** START OF Dataset content **

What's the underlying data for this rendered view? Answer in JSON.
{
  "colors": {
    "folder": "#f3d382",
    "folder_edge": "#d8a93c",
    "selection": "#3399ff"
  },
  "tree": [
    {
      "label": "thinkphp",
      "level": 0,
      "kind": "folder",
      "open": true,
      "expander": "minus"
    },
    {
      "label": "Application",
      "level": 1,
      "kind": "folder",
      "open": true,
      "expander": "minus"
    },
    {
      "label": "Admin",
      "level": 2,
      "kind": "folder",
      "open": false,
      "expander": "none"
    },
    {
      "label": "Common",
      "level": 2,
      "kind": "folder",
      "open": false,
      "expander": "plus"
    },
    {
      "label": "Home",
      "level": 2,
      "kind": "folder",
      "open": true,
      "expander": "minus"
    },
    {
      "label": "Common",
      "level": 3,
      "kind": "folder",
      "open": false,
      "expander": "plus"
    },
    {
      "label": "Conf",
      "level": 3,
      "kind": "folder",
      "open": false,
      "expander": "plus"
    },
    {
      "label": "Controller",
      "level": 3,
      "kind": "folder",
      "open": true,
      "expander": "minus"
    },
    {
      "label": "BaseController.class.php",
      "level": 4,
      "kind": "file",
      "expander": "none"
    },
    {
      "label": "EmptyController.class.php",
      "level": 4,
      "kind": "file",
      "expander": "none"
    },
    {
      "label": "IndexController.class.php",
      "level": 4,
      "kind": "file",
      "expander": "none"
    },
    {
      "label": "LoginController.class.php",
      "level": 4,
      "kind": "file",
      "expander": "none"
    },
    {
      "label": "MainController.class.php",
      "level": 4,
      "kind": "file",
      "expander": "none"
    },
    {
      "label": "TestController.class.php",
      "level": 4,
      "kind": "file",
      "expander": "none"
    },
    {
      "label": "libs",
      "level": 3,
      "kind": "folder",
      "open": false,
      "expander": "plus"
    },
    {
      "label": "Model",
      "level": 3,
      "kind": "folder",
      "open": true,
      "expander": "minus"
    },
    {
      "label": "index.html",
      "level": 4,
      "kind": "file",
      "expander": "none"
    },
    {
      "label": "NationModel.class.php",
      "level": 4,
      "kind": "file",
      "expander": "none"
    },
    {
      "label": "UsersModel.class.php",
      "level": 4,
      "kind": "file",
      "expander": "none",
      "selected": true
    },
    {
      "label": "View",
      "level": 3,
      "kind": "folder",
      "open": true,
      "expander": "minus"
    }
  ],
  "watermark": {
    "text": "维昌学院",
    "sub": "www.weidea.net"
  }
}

** END OF Dataset content **

- [Exercise]: Your task is to repeat every entry exactly.

- [The reply]:
What's the underlying data for this rendered view? Answer in JSON.
{
  "colors": {
    "folder": "#f3d382",
    "folder_edge": "#d8a93c",
    "selection": "#3399ff"
  },
  "tree": [
    {
      "label": "thinkphp",
      "level": 0,
      "kind": "folder",
      "open": true,
      "expander": "minus"
    },
    {
      "label": "Application",
      "level": 1,
      "kind": "folder",
      "open": true,
      "expander": "minus"
    },
    {
      "label": "Admin",
      "level": 2,
      "kind": "folder",
      "open": false,
      "expander": "none"
    },
    {
      "label": "Common",
      "level": 2,
      "kind": "folder",
      "open": false,
      "expander": "plus"
    },
    {
      "label": "Home",
      "level": 2,
      "kind": "folder",
      "open": true,
      "expander": "minus"
    },
    {
      "label": "Common",
      "level": 3,
      "kind": "folder",
      "open": false,
      "expander": "plus"
    },
    {
      "label": "Conf",
      "level": 3,
      "kind": "folder",
      "open": false,
      "expander": "plus"
    },
    {
      "label": "Controller",
      "level": 3,
      "kind": "folder",
      "open": true,
      "expander": "minus"
    },
    {
      "label": "BaseController.class.php",
      "level": 4,
      "kind": "file",
      "expander": "none"
    },
    {
      "label": "EmptyController.class.php",
      "level": 4,
      "kind": "file",
      "expander": "none"
    },
    {
      "label": "IndexController.class.php",
      "level": 4,
      "kind": "file",
      "expander": "none"
    },
    {
      "label": "LoginController.class.php",
      "level": 4,
      "kind": "file",
      "expander": "none"
    },
    {
      "label": "MainController.class.php",
      "level": 4,
      "kind": "file",
      "expander": "none"
    },
    {
      "label": "TestController.class.php",
      "level": 4,
      "kind": "file",
      "expander": "none"
    },
    {
      "label": "libs",
      "level": 3,
      "kind": "folder",
      "open": false,
      "expander": "plus"
    },
    {
      "label": "Model",
      "level": 3,
      "kind": "folder",
      "open": true,
      "expander": "minus"
    },
    {
      "label": "index.html",
      "level": 4,
      "kind": "file",
      "expander": "none"
    },
    {
      "label": "NationModel.class.php",
      "level": 4,
      "kind": "file",
      "expander": "none"
    },
    {
      "label": "UsersModel.class.php",
      "level": 4,
      "kind": "file",
      "expander": "none",
      "selected": true
    },
    {
      "label": "View",
      "level": 3,
      "kind": "folder",
      "open": true,
      "expander": "minus"
    }
  ],
  "watermark": {
    "text": "维昌学院",
    "sub": "www.weidea.net"
  }
}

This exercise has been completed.